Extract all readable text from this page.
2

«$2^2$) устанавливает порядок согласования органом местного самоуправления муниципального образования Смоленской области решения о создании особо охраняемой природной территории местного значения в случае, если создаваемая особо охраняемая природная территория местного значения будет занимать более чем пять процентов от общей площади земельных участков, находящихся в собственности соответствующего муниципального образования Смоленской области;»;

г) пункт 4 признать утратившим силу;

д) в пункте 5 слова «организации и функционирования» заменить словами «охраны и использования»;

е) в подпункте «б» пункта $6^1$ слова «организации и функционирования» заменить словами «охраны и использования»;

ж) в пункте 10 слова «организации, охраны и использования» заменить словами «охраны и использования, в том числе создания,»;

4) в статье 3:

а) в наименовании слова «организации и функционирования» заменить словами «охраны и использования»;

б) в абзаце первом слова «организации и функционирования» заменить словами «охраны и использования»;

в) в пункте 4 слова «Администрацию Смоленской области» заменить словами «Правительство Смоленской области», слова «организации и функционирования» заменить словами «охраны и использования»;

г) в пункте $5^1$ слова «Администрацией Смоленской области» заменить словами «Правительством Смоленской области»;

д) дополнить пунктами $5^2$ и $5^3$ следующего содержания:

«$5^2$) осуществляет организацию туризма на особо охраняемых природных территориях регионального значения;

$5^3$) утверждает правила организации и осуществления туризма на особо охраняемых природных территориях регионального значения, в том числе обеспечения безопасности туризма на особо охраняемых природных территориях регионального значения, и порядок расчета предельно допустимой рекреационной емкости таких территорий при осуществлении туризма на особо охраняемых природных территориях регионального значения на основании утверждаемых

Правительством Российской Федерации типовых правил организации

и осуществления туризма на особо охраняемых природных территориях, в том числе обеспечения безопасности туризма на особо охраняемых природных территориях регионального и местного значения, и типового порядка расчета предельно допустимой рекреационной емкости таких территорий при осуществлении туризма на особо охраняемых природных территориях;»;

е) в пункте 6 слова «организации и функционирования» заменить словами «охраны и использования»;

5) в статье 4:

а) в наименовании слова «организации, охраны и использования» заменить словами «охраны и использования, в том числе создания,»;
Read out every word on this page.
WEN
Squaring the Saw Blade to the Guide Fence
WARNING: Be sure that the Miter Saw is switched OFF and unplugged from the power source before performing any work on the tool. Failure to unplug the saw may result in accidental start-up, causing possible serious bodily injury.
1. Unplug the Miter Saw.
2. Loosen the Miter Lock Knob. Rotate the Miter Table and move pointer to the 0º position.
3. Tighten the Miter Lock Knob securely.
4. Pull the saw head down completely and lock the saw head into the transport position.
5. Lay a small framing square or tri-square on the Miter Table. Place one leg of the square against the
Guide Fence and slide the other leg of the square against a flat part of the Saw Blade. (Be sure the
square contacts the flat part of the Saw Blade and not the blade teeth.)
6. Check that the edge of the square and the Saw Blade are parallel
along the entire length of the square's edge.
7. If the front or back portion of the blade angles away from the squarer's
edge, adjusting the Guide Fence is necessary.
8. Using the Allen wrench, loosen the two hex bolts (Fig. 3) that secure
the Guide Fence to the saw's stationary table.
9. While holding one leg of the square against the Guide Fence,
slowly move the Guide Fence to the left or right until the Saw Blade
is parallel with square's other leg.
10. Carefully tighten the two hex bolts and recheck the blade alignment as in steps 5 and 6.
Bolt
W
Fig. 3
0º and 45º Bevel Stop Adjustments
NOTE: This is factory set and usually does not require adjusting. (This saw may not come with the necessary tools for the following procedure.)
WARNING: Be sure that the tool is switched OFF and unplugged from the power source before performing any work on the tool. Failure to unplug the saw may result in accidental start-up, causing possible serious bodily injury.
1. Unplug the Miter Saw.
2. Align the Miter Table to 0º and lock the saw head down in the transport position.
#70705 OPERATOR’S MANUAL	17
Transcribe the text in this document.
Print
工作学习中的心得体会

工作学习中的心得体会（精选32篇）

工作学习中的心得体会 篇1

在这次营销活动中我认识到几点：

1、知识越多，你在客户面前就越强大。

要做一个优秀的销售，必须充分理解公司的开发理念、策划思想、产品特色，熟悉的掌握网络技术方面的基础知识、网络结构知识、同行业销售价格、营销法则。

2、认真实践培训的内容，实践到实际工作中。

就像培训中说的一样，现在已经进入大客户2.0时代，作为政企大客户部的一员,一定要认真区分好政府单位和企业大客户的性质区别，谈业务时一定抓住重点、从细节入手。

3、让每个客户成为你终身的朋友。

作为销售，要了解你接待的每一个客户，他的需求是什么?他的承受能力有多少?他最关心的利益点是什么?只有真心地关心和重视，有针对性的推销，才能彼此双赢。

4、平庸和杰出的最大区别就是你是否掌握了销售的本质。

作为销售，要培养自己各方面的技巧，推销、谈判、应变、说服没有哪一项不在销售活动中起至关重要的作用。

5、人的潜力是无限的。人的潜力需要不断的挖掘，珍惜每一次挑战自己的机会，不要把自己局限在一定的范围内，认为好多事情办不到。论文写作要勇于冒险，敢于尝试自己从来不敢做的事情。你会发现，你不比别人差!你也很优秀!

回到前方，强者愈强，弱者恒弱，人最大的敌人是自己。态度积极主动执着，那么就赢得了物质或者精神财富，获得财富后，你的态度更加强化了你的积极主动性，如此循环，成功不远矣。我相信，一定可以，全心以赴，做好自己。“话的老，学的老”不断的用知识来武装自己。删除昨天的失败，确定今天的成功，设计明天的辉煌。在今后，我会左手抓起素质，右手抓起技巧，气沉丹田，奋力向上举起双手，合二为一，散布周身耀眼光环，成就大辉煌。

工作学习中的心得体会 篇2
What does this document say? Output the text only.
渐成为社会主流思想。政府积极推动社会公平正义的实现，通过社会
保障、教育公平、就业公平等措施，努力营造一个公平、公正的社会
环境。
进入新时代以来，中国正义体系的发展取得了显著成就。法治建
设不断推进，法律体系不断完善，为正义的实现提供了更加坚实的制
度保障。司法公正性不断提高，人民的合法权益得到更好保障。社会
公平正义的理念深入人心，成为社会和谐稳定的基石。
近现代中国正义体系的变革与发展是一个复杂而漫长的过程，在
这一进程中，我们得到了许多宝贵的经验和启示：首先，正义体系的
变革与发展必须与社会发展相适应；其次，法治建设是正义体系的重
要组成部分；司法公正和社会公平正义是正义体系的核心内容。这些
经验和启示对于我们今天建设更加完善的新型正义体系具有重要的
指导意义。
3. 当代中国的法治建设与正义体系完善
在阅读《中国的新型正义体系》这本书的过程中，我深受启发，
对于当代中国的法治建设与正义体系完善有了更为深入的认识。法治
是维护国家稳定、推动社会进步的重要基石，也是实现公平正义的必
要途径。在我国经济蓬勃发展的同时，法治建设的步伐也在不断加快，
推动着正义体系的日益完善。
────────────────────
### Description of the task
Extract the listing in its entirety and repeat it exactly.

### Response below
Extract all readable text from this page.
2

«$2^2$) устанавливает порядок согласования органом местного самоуправления муниципального образования Смоленской области решения о создании особо охраняемой природной территории местного значения в случае, если создаваемая особо охраняемая природная территория местного значения будет занимать более чем пять процентов от общей площади земельных участков, находящихся в собственности соответствующего муниципального образования Смоленской области;»;

г) пункт 4 признать утратившим силу;

д) в пункте 5 слова «организации и функционирования» заменить словами «охраны и использования»;

е) в подпункте «б» пункта $6^1$ слова «организации и функционирования» заменить словами «охраны и использования»;

ж) в пункте 10 слова «организации, охраны и использования» заменить словами «охраны и использования, в том числе создания,»;

4) в статье 3:

а) в наименовании слова «организации и функционирования» заменить словами «охраны и использования»;

б) в абзаце первом слова «организации и функционирования» заменить словами «охраны и использования»;

в) в пункте 4 слова «Администрацию Смоленской области» заменить словами «Правительство Смоленской области», слова «организации и функционирования» заменить словами «охраны и использования»;

г) в пункте $5^1$ слова «Администрацией Смоленской области» заменить словами «Правительством Смоленской области»;

д) дополнить пунктами $5^2$ и $5^3$ следующего содержания:

«$5^2$) осуществляет организацию туризма на особо охраняемых природных территориях регионального значения;

$5^3$) утверждает правила организации и осуществления туризма на особо охраняемых природных территориях регионального значения, в том числе обеспечения безопасности туризма на особо охраняемых природных территориях регионального значения, и порядок расчета предельно допустимой рекреационной емкости таких территорий при осуществлении туризма на особо охраняемых природных территориях регионального значения на основании утверждаемых

Правительством Российской Федерации типовых правил организации

и осуществления туризма на особо охраняемых природных территориях, в том числе обеспечения безопасности туризма на особо охраняемых природных территориях регионального и местного значения, и типового порядка расчета предельно допустимой рекреационной емкости таких территорий при осуществлении туризма на особо охраняемых природных территориях;»;

е) в пункте 6 слова «организации и функционирования» заменить словами «охраны и использования»;

5) в статье 4:

а) в наименовании слова «организации, охраны и использования» заменить словами «охраны и использования, в том числе создания,»;
Read out every word on this page.
WEN
Squaring the Saw Blade to the Guide Fence
WARNING: Be sure that the Miter Saw is switched OFF and unplugged from the power source before performing any work on the tool. Failure to unplug the saw may result in accidental start-up, causing possible serious bodily injury.
1. Unplug the Miter Saw.
2. Loosen the Miter Lock Knob. Rotate the Miter Table and move pointer to the 0º position.
3. Tighten the Miter Lock Knob securely.
4. Pull the saw head down completely and lock the saw head into the transport position.
5. Lay a small framing square or tri-square on the Miter Table. Place one leg of the square against the
Guide Fence and slide the other leg of the square against a flat part of the Saw Blade. (Be sure the
square contacts the flat part of the Saw Blade and not the blade teeth.)
6. Check that the edge of the square and the Saw Blade are parallel
along the entire length of the square's edge.
7. If the front or back portion of the blade angles away from the squarer's
edge, adjusting the Guide Fence is necessary.
8. Using the Allen wrench, loosen the two hex bolts (Fig. 3) that secure
the Guide Fence to the saw's stationary table.
9. While holding one leg of the square against the Guide Fence,
slowly move the Guide Fence to the left or right until the Saw Blade
is parallel with square's other leg.
10. Carefully tighten the two hex bolts and recheck the blade alignment as in steps 5 and 6.
Bolt
W
Fig. 3
0º and 45º Bevel Stop Adjustments
NOTE: This is factory set and usually does not require adjusting. (This saw may not come with the necessary tools for the following procedure.)
WARNING: Be sure that the tool is switched OFF and unplugged from the power source before performing any work on the tool. Failure to unplug the saw may result in accidental start-up, causing possible serious bodily injury.
1. Unplug the Miter Saw.
2. Align the Miter Table to 0º and lock the saw head down in the transport position.
#70705 OPERATOR’S MANUAL	17
Transcribe the text in this document.
Print
工作学习中的心得体会

工作学习中的心得体会（精选32篇）

工作学习中的心得体会 篇1

在这次营销活动中我认识到几点：

1、知识越多，你在客户面前就越强大。

要做一个优秀的销售，必须充分理解公司的开发理念、策划思想、产品特色，熟悉的掌握网络技术方面的基础知识、网络结构知识、同行业销售价格、营销法则。

2、认真实践培训的内容，实践到实际工作中。

就像培训中说的一样，现在已经进入大客户2.0时代，作为政企大客户部的一员,一定要认真区分好政府单位和企业大客户的性质区别，谈业务时一定抓住重点、从细节入手。

3、让每个客户成为你终身的朋友。

作为销售，要了解你接待的每一个客户，他的需求是什么?他的承受能力有多少?他最关心的利益点是什么?只有真心地关心和重视，有针对性的推销，才能彼此双赢。

4、平庸和杰出的最大区别就是你是否掌握了销售的本质。

作为销售，要培养自己各方面的技巧，推销、谈判、应变、说服没有哪一项不在销售活动中起至关重要的作用。

5、人的潜力是无限的。人的潜力需要不断的挖掘，珍惜每一次挑战自己的机会，不要把自己局限在一定的范围内，认为好多事情办不到。论文写作要勇于冒险，敢于尝试自己从来不敢做的事情。你会发现，你不比别人差!你也很优秀!

回到前方，强者愈强，弱者恒弱，人最大的敌人是自己。态度积极主动执着，那么就赢得了物质或者精神财富，获得财富后，你的态度更加强化了你的积极主动性，如此循环，成功不远矣。我相信，一定可以，全心以赴，做好自己。“话的老，学的老”不断的用知识来武装自己。删除昨天的失败，确定今天的成功，设计明天的辉煌。在今后，我会左手抓起素质，右手抓起技巧，气沉丹田，奋力向上举起双手，合二为一，散布周身耀眼光环，成就大辉煌。

工作学习中的心得体会 篇2
What does this document say? Output the text only.
渐成为社会主流思想。政府积极推动社会公平正义的实现，通过社会
保障、教育公平、就业公平等措施，努力营造一个公平、公正的社会
环境。
进入新时代以来，中国正义体系的发展取得了显著成就。法治建
设不断推进，法律体系不断完善，为正义的实现提供了更加坚实的制
度保障。司法公正性不断提高，人民的合法权益得到更好保障。社会
公平正义的理念深入人心，成为社会和谐稳定的基石。
近现代中国正义体系的变革与发展是一个复杂而漫长的过程，在
这一进程中，我们得到了许多宝贵的经验和启示：首先，正义体系的
变革与发展必须与社会发展相适应；其次，法治建设是正义体系的重
要组成部分；司法公正和社会公平正义是正义体系的核心内容。这些
经验和启示对于我们今天建设更加完善的新型正义体系具有重要的
指导意义。
3. 当代中国的法治建设与正义体系完善
在阅读《中国的新型正义体系》这本书的过程中，我深受启发，
对于当代中国的法治建设与正义体系完善有了更为深入的认识。法治
是维护国家稳定、推动社会进步的重要基石，也是实现公平正义的必
要途径。在我国经济蓬勃发展的同时，法治建设的步伐也在不断加快，
推动着正义体系的日益完善。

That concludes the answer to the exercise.